* _Directive_
Records follow. Copy every line with "rami".

* _Data supplied_
-------
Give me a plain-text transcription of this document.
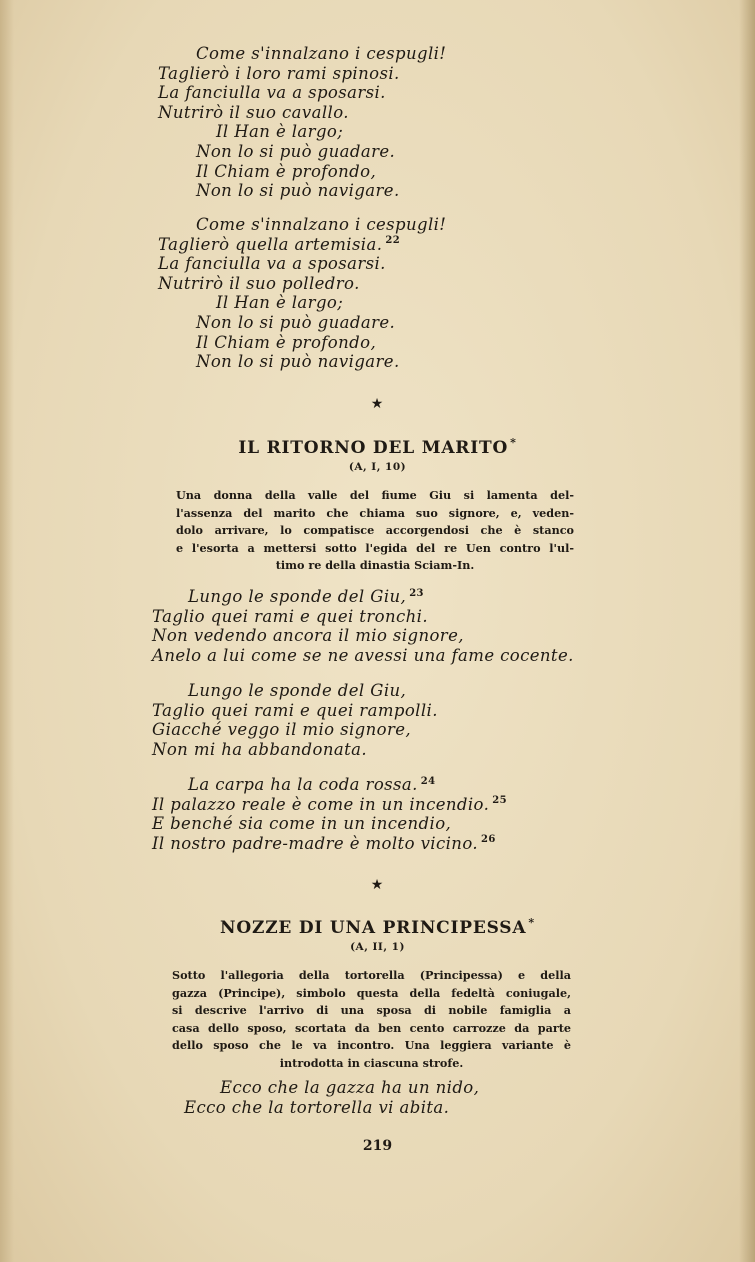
Come s'innalzano i cespugli!
Taglierò i loro rami spinosi.
La fanciulla va a sposarsi.
Nutrirò il suo cavallo.
Il Han è largo;
Non lo si può guadare.
Il Chiam è profondo,
Non lo si può navigare.
Come s'innalzano i cespugli!
Taglierò quella artemisia. $^{22}$
La fanciulla va a sposarsi.
Nutrirò il suo polledro.
Il Han è largo;
Non lo si può guadare.
Il Chiam è profondo,
Non lo si può navigare.
★
IL RITORNO DEL MARITO *
(A, I, 10)
Una donna della valle del fiume Giu si lamenta del-
l'assenza del marito che chiama suo signore, e, veden-
dolo arrivare, lo compatisce accorgendosi che è stanco
e l'esorta a mettersi sotto l'egida del re Uen contro l'ul-
timo re della dinastia Sciam-In.
Lungo le sponde del Giu, $^{23}$
Taglio quei rami e quei tronchi.
Non vedendo ancora il mio signore,
Anelo a lui come se ne avessi una fame cocente.
Lungo le sponde del Giu,
Taglio quei rami e quei rampolli.
Giacché veggo il mio signore,
Non mi ha abbandonata.
La carpa ha la coda rossa. $^{24}$
Il palazzo reale è come in un incendio. $^{25}$
E benché sia come in un incendio,
Il nostro padre-madre è molto vicino. $^{26}$
★
NOZZE DI UNA PRINCIPESSA *
(A, II, 1)
Sotto l'allegoria della tortorella (Principessa) e della
gazza (Principe), simbolo questa della fedeltà coniugale,
si descrive l'arrivo di una sposa di nobile famiglia a
casa dello sposo, scortata da ben cento carrozze da parte
dello sposo che le va incontro. Una leggiera variante è
introdotta in ciascuna strofe.
Ecco che la gazza ha un nido,
Ecco che la tortorella vi abita.
219
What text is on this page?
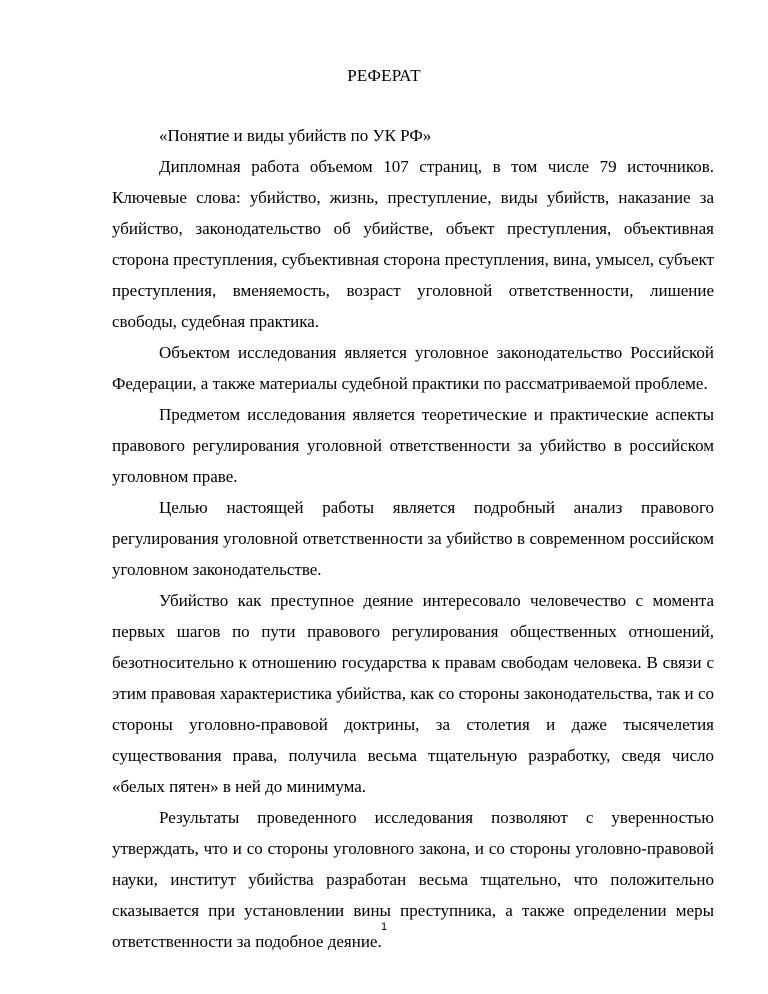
РЕФЕРАТ

«Понятие и виды убийств по УК РФ»

Дипломная работа объемом 107 страниц, в том числе 79 источников. Ключевые слова: убийство, жизнь, преступление, виды убийств, наказание за убийство, законодательство об убийстве, объект преступления, объективная сторона преступления, субъективная сторона преступления, вина, умысел, субъект преступления, вменяемость, возраст уголовной ответственности, лишение свободы, судебная практика.

Объектом исследования является уголовное законодательство Российской Федерации, а также материалы судебной практики по рассматриваемой проблеме.

Предметом исследования является теоретические и практические аспекты правового регулирования уголовной ответственности за убийство в российском уголовном праве.

Целью настоящей работы является подробный анализ правового регулирования уголовной ответственности за убийство в современном российском уголовном законодательстве.

Убийство как преступное деяние интересовало человечество с момента первых шагов по пути правового регулирования общественных отношений, безотносительно к отношению государства к правам свободам человека. В связи с этим правовая характеристика убийства, как со стороны законодательства, так и со стороны уголовно-правовой доктрины, за столетия и даже тысячелетия существования права, получила весьма тщательную разработку, сведя число «белых пятен» в ней до минимума.

Результаты проведенного исследования позволяют с уверенностью утверждать, что и со стороны уголовного закона, и со стороны уголовно-правовой науки, институт убийства разработан весьма тщательно, что положительно сказывается при установлении вины преступника, а также определении меры ответственности за подобное деяние.

1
-------
* _Full response_
Taglierò i loro rami spinosi.
Taglio quei rami e quei tronchi.
Taglio quei rami e quei rampolli.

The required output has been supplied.